▸ Extracted data entries:
[BEGIN]

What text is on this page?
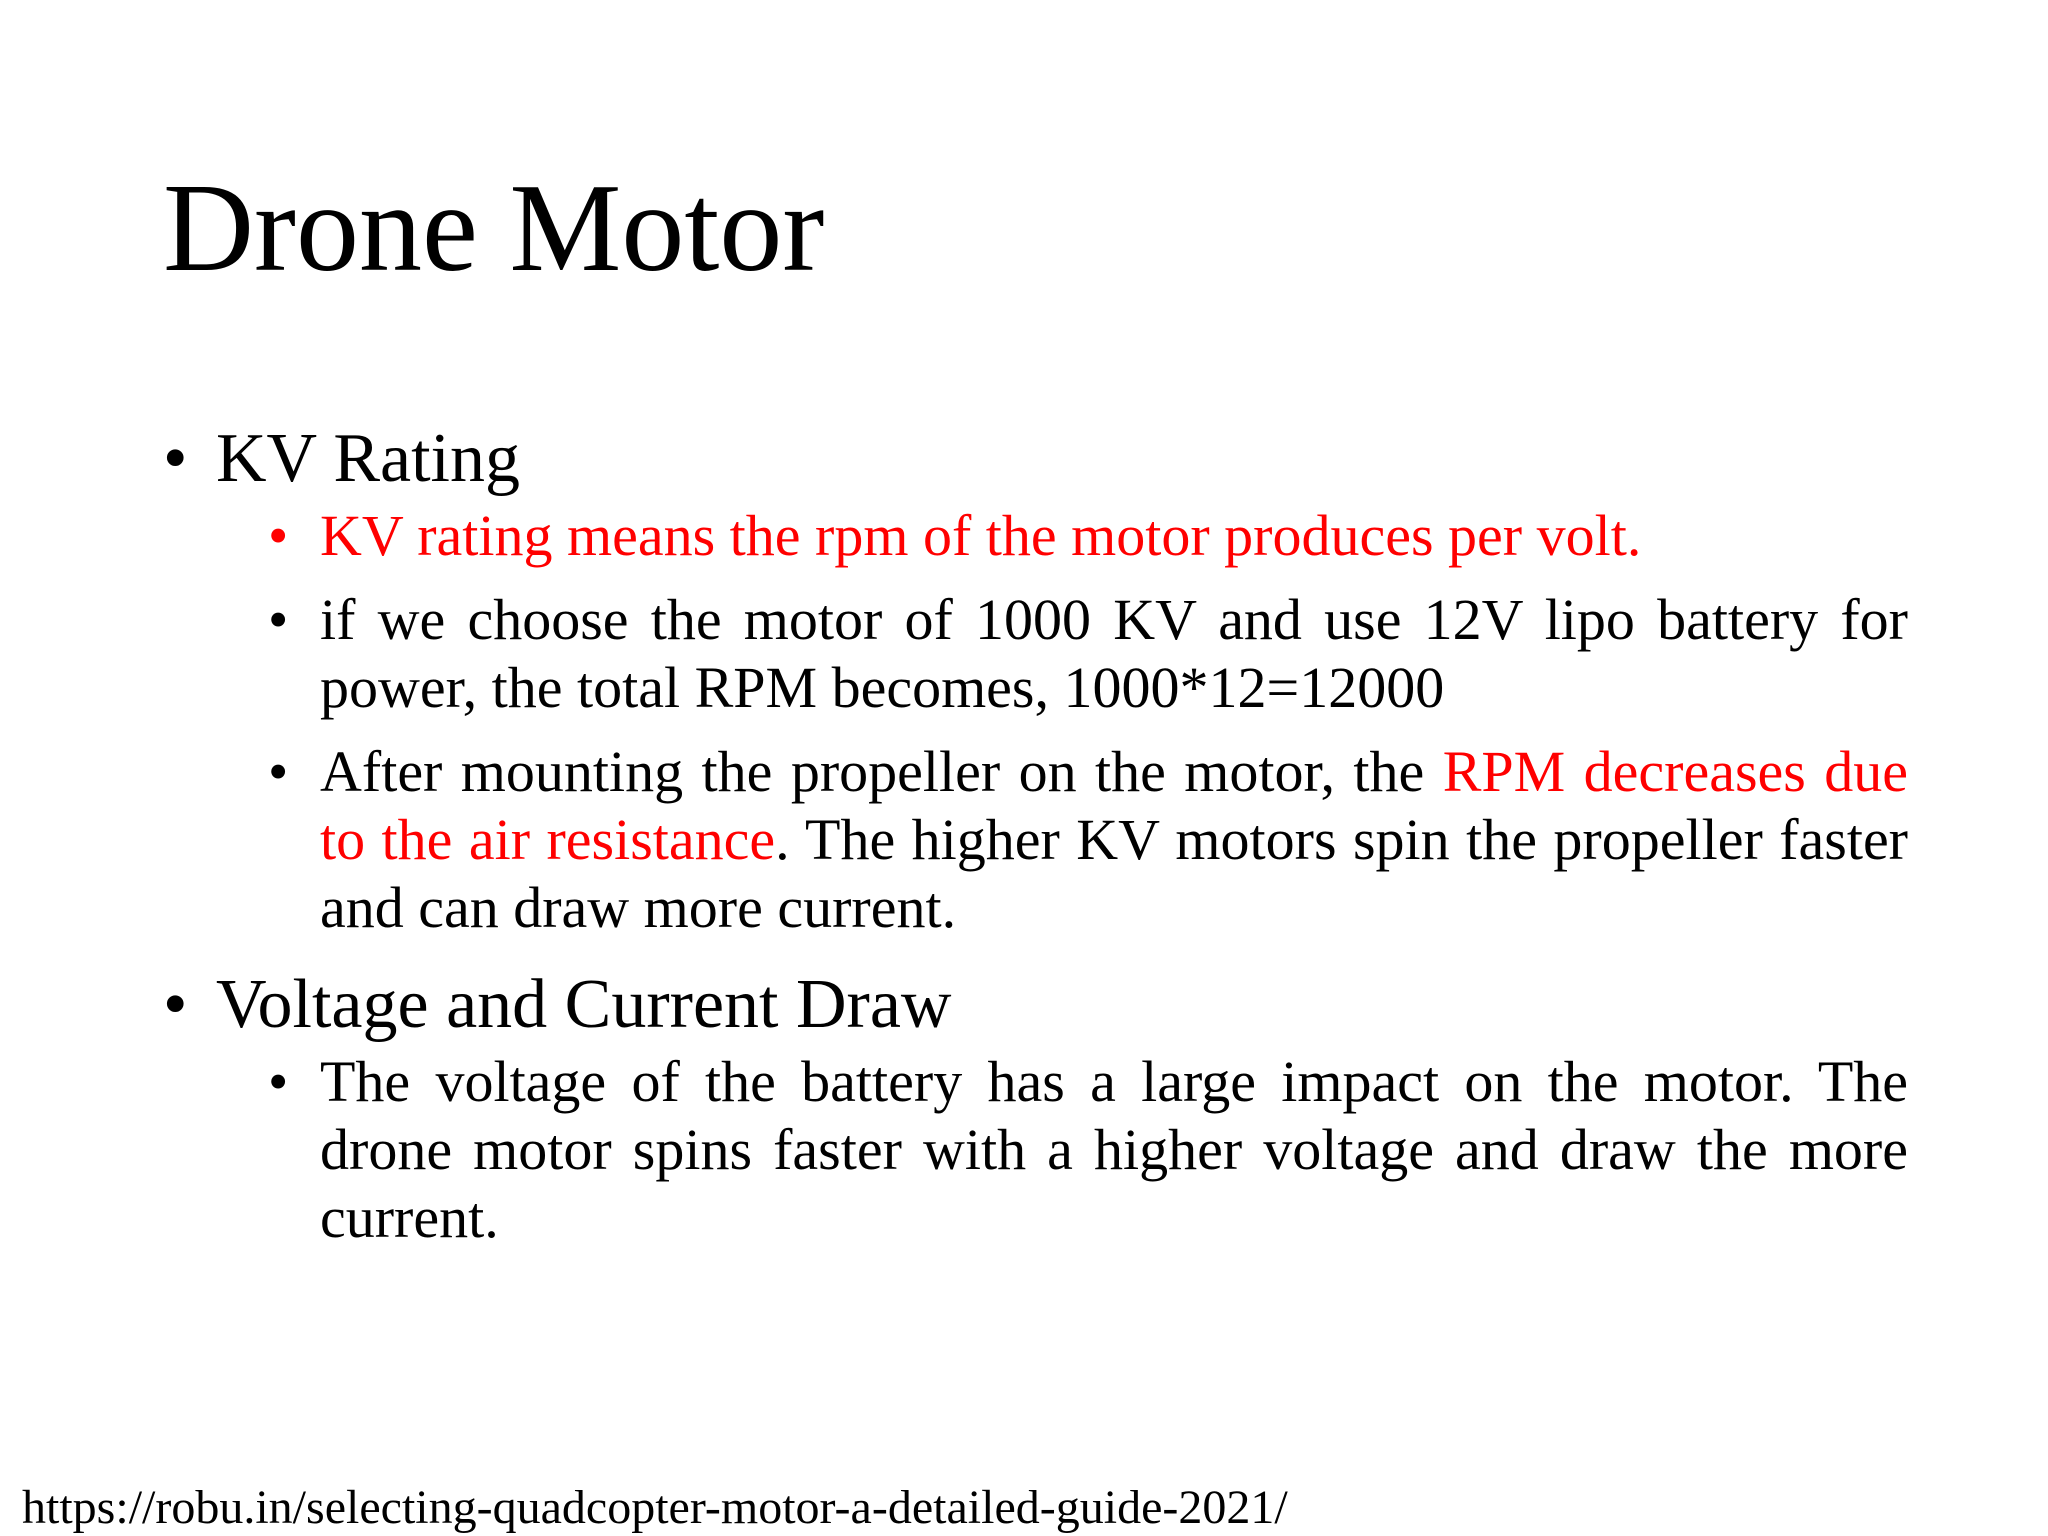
Drone Motor
• KV Rating
• KV rating means the rpm of the motor produces per volt.
• if we choose the motor of 1000 KV and use 12V lipo battery for power, the total RPM becomes, 1000*12=12000
• After mounting the propeller on the motor, the RPM decreases due to the air resistance. The higher KV motors spin the propeller faster and can draw more current.
• Voltage and Current Draw
• The voltage of the battery has a large impact on the motor. The drone motor spins faster with a higher voltage and draw the more current.
https://robu.in/selecting-quadcopter-motor-a-detailed-guide-2021/
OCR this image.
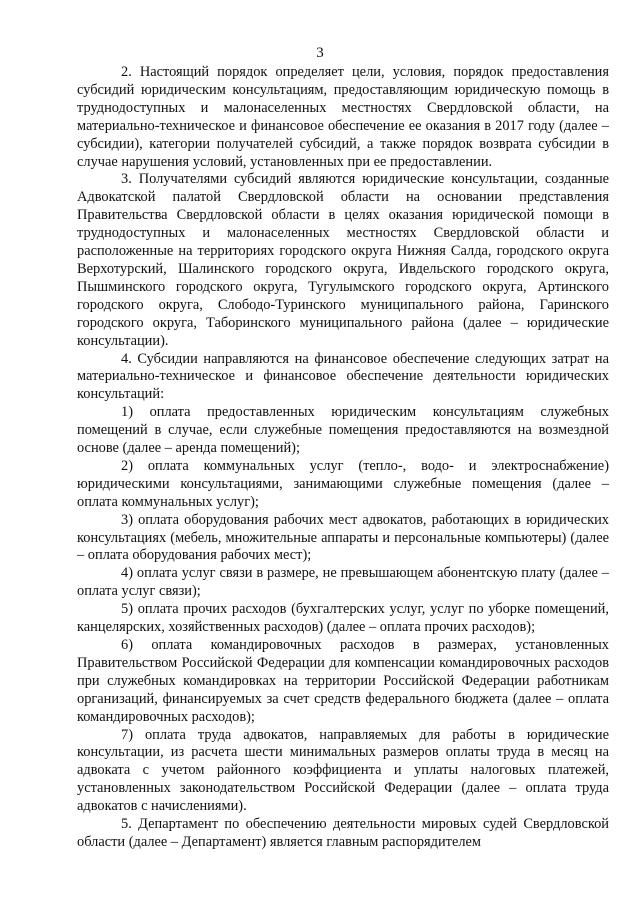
3

2. Настоящий порядок определяет цели, условия, порядок предоставления субсидий юридическим консультациям, предоставляющим юридическую помощь в труднодоступных и малонаселенных местностях Свердловской области, на материально-техническое и финансовое обеспечение ее оказания в 2017 году (далее – субсидии), категории получателей субсидий, а также порядок возврата субсидии в случае нарушения условий, установленных при ее предоставлении.

3. Получателями субсидий являются юридические консультации, созданные Адвокатской палатой Свердловской области на основании представления Правительства Свердловской области в целях оказания юридической помощи в труднодоступных и малонаселенных местностях Свердловской области и расположенные на территориях городского округа Нижняя Салда, городского округа Верхотурский, Шалинского городского округа, Ивдельского городского округа, Пышминского городского округа, Тугулымского городского округа, Артинского городского округа, Слободо-Туринского муниципального района, Гаринского городского округа, Таборинского муниципального района (далее – юридические консультации).

4. Субсидии направляются на финансовое обеспечение следующих затрат на материально-техническое и финансовое обеспечение деятельности юридических консультаций:

1) оплата предоставленных юридическим консультациям служебных помещений в случае, если служебные помещения предоставляются на возмездной основе (далее – аренда помещений);

2) оплата коммунальных услуг (тепло-, водо- и электроснабжение) юридическими консультациями, занимающими служебные помещения (далее – оплата коммунальных услуг);

3) оплата оборудования рабочих мест адвокатов, работающих в юридических консультациях (мебель, множительные аппараты и персональные компьютеры) (далее – оплата оборудования рабочих мест);

4) оплата услуг связи в размере, не превышающем абонентскую плату (далее – оплата услуг связи);

5) оплата прочих расходов (бухгалтерских услуг, услуг по уборке помещений, канцелярских, хозяйственных расходов) (далее – оплата прочих расходов);

6) оплата командировочных расходов в размерах, установленных Правительством Российской Федерации для компенсации командировочных расходов при служебных командировках на территории Российской Федерации работникам организаций, финансируемых за счет средств федерального бюджета (далее – оплата командировочных расходов);

7) оплата труда адвокатов, направляемых для работы в юридические консультации, из расчета шести минимальных размеров оплаты труда в месяц на адвоката с учетом районного коэффициента и уплаты налоговых платежей, установленных законодательством Российской Федерации (далее – оплата труда адвокатов с начислениями).

5. Департамент по обеспечению деятельности мировых судей Свердловской области (далее – Департамент) является главным распорядителем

[END]

▸ THE TASK:
Show each line of the listing that holds the string "this".

▸ WRITTEN ANSWER:
What text is on this page?
OCR this image.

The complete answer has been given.